Write out every line of the material as it stands, apart from the pictures.

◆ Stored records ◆
————
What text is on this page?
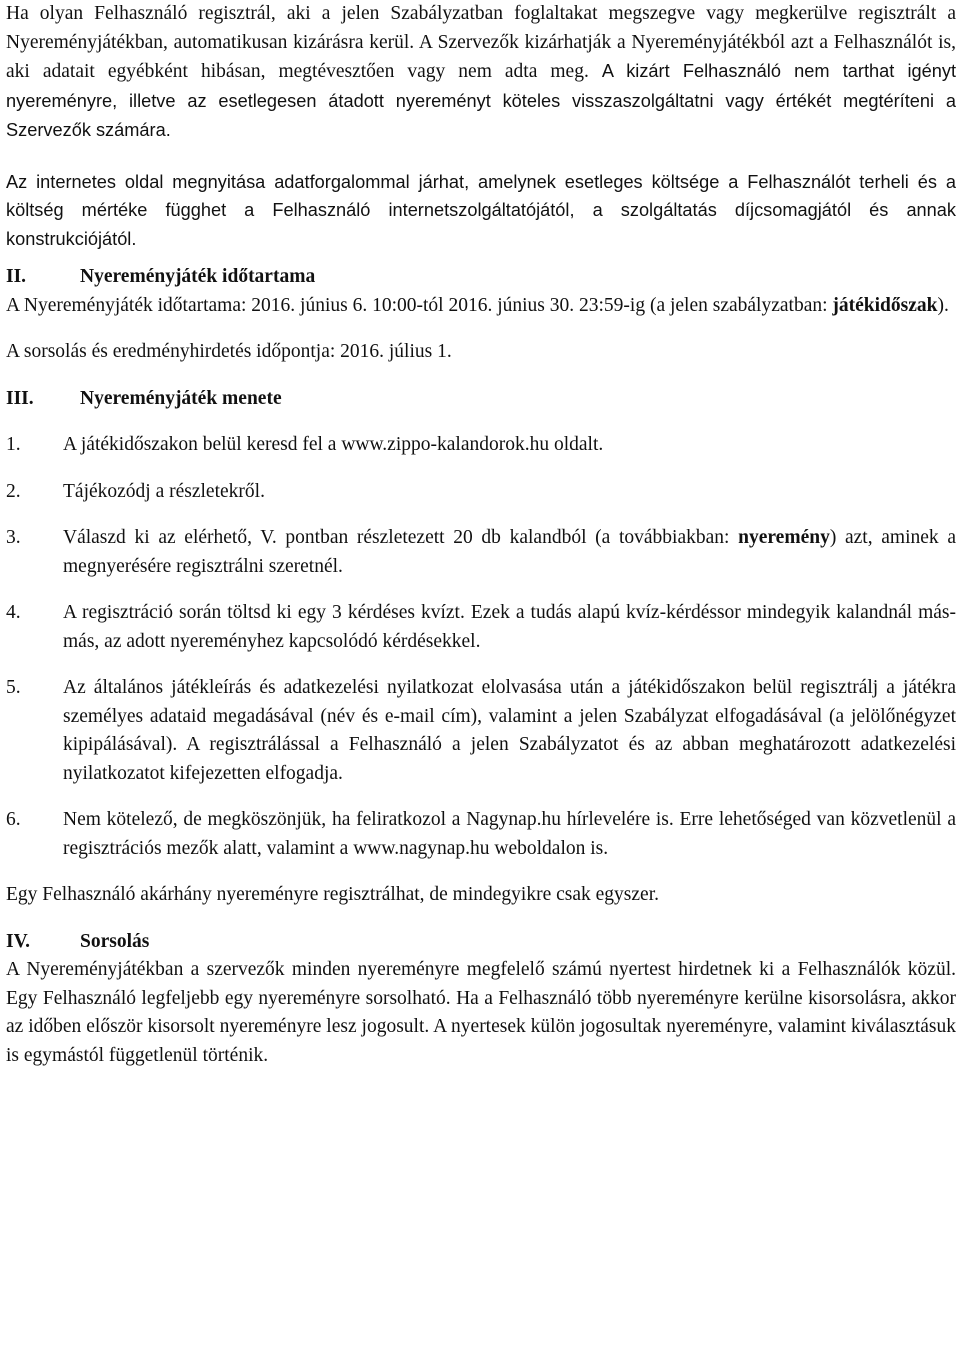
Ha olyan Felhasználó regisztrál, aki a jelen Szabályzatban foglaltakat megszegve vagy megkerülve regisztrált a Nyereményjátékban, automatikusan kizárásra kerül. A Szervezők kizárhatják a Nyereményjátékból azt a Felhasználót is, aki adatait egyébként hibásan, megtévesztően vagy nem adta meg. A kizárt Felhasználó nem tarthat igényt nyereményre, illetve az esetlegesen átadott nyereményt köteles visszaszolgáltatni vagy értékét megtéríteni a Szervezők számára.

Az internetes oldal megnyitása adatforgalommal járhat, amelynek esetleges költsége a Felhasználót terheli és a költség mértéke függhet a Felhasználó internetszolgáltatójától, a szolgáltatás díjcsomagjától és annak konstrukciójától.

II.	Nyereményjáték időtartama

A Nyereményjáték időtartama: 2016. június 6. 10:00-tól 2016. június 30. 23:59-ig (a jelen szabályzatban: játékidőszak).

A sorsolás és eredményhirdetés időpontja: 2016. július 1.

III.	Nyereményjáték menete
1.	A játékidőszakon belül keresd fel a www.zippo-kalandorok.hu oldalt.
2.	Tájékozódj a részletekről.
3.	Válaszd ki az elérhető, V. pontban részletezett 20 db kalandból (a továbbiakban: nyeremény) azt, aminek a megnyerésére regisztrálni szeretnél.
4.	A regisztráció során töltsd ki egy 3 kérdéses kvízt. Ezek a tudás alapú kvíz-kérdéssor mindegyik kalandnál más-más, az adott nyereményhez kapcsolódó kérdésekkel.
5.	Az általános játékleírás és adatkezelési nyilatkozat elolvasása után a játékidőszakon belül regisztrálj a játékra személyes adataid megadásával (név és e-mail cím), valamint a jelen Szabályzat elfogadásával (a jelölőnégyzet kipipálásával). A regisztrálással a Felhasználó a jelen Szabályzatot és az abban meghatározott adatkezelési nyilatkozatot kifejezetten elfogadja.
6.	Nem kötelező, de megköszönjük, ha feliratkozol a Nagynap.hu hírlevelére is. Erre lehetőséged van közvetlenül a regisztrációs mezők alatt, valamint a www.nagynap.hu weboldalon is.

Egy Felhasználó akárhány nyereményre regisztrálhat, de mindegyikre csak egyszer.

IV.	Sorsolás

A Nyereményjátékban a szervezők minden nyereményre megfelelő számú nyertest hirdetnek ki a Felhasználók közül. Egy Felhasználó legfeljebb egy nyereményre sorsolható. Ha a Felhasználó több nyereményre kerülne kisorsolásra, akkor az időben először kisorsolt nyereményre lesz jogosult. A nyertesek külön jogosultak nyereményre, valamint kiválasztásuk is egymástól függetlenül történik.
————
◆ THE REPLY ◆
What text is on this page?
Ha olyan Felhasználó regisztrál, aki a jelen Szabályzatban foglaltakat megszegve vagy megkerülve regisztrált a Nyereményjátékban, automatikusan kizárásra kerül. A Szervezők kizárhatják a Nyereményjátékból azt a Felhasználót is, aki adatait egyébként hibásan, megtévesztően vagy nem adta meg. A kizárt Felhasználó nem tarthat igényt nyereményre, illetve az esetlegesen átadott nyereményt köteles visszaszolgáltatni vagy értékét megtéríteni a Szervezők számára.

Az internetes oldal megnyitása adatforgalommal járhat, amelynek esetleges költsége a Felhasználót terheli és a költség mértéke függhet a Felhasználó internetszolgáltatójától, a szolgáltatás díjcsomagjától és annak konstrukciójától.

II.	Nyereményjáték időtartama

A Nyereményjáték időtartama: 2016. június 6. 10:00-tól 2016. június 30. 23:59-ig (a jelen szabályzatban: játékidőszak).

A sorsolás és eredményhirdetés időpontja: 2016. július 1.

III.	Nyereményjáték menete
1.	A játékidőszakon belül keresd fel a www.zippo-kalandorok.hu oldalt.
2.	Tájékozódj a részletekről.
3.	Válaszd ki az elérhető, V. pontban részletezett 20 db kalandból (a továbbiakban: nyeremény) azt, aminek a megnyerésére regisztrálni szeretnél.
4.	A regisztráció során töltsd ki egy 3 kérdéses kvízt. Ezek a tudás alapú kvíz-kérdéssor mindegyik kalandnál más-más, az adott nyereményhez kapcsolódó kérdésekkel.
5.	Az általános játékleírás és adatkezelési nyilatkozat elolvasása után a játékidőszakon belül regisztrálj a játékra személyes adataid megadásával (név és e-mail cím), valamint a jelen Szabályzat elfogadásával (a jelölőnégyzet kipipálásával). A regisztrálással a Felhasználó a jelen Szabályzatot és az abban meghatározott adatkezelési nyilatkozatot kifejezetten elfogadja.
6.	Nem kötelező, de megköszönjük, ha feliratkozol a Nagynap.hu hírlevelére is. Erre lehetőséged van közvetlenül a regisztrációs mezők alatt, valamint a www.nagynap.hu weboldalon is.

Egy Felhasználó akárhány nyereményre regisztrálhat, de mindegyikre csak egyszer.

IV.	Sorsolás

A Nyereményjátékban a szervezők minden nyereményre megfelelő számú nyertest hirdetnek ki a Felhasználók közül. Egy Felhasználó legfeljebb egy nyereményre sorsolható. Ha a Felhasználó több nyereményre kerülne kisorsolásra, akkor az időben először kisorsolt nyereményre lesz jogosult. A nyertesek külön jogosultak nyereményre, valamint kiválasztásuk is egymástól függetlenül történik.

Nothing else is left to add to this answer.